• WHAT IS REQUIRED
Look through the material and copy each line holding "color".

-- Start of PROVIDED DATA --

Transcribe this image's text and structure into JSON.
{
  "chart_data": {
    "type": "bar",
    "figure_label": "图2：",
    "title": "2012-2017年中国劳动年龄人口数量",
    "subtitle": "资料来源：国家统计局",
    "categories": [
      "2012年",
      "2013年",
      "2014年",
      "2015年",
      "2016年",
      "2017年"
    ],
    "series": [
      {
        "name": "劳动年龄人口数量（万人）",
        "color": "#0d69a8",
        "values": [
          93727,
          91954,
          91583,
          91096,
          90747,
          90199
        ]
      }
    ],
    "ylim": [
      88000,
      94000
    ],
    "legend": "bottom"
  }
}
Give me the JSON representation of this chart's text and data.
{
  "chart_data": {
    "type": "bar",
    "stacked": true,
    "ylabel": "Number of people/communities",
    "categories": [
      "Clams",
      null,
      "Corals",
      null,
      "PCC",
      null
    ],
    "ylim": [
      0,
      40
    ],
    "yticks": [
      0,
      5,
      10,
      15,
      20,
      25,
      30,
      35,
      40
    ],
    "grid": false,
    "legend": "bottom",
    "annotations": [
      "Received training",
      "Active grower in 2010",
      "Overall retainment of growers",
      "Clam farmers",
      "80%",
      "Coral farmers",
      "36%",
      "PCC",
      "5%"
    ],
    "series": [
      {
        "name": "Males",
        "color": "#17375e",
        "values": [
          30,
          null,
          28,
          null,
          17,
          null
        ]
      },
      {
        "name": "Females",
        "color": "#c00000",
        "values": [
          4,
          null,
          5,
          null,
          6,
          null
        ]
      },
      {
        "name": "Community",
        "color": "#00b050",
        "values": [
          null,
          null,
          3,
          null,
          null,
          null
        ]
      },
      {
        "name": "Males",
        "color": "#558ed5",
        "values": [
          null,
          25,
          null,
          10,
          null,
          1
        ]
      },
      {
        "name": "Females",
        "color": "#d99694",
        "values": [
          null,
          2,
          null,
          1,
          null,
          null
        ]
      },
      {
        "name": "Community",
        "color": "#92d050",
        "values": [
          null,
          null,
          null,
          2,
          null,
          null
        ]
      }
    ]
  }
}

-- End of PROVIDED DATA --

• ANSWER TO THE EXERCISE
        "color": "#0d69a8",
        "color": "#17375e",
        "color": "#c00000",
        "color": "#00b050",
        "color": "#558ed5",
        "color": "#d99694",
        "color": "#92d050",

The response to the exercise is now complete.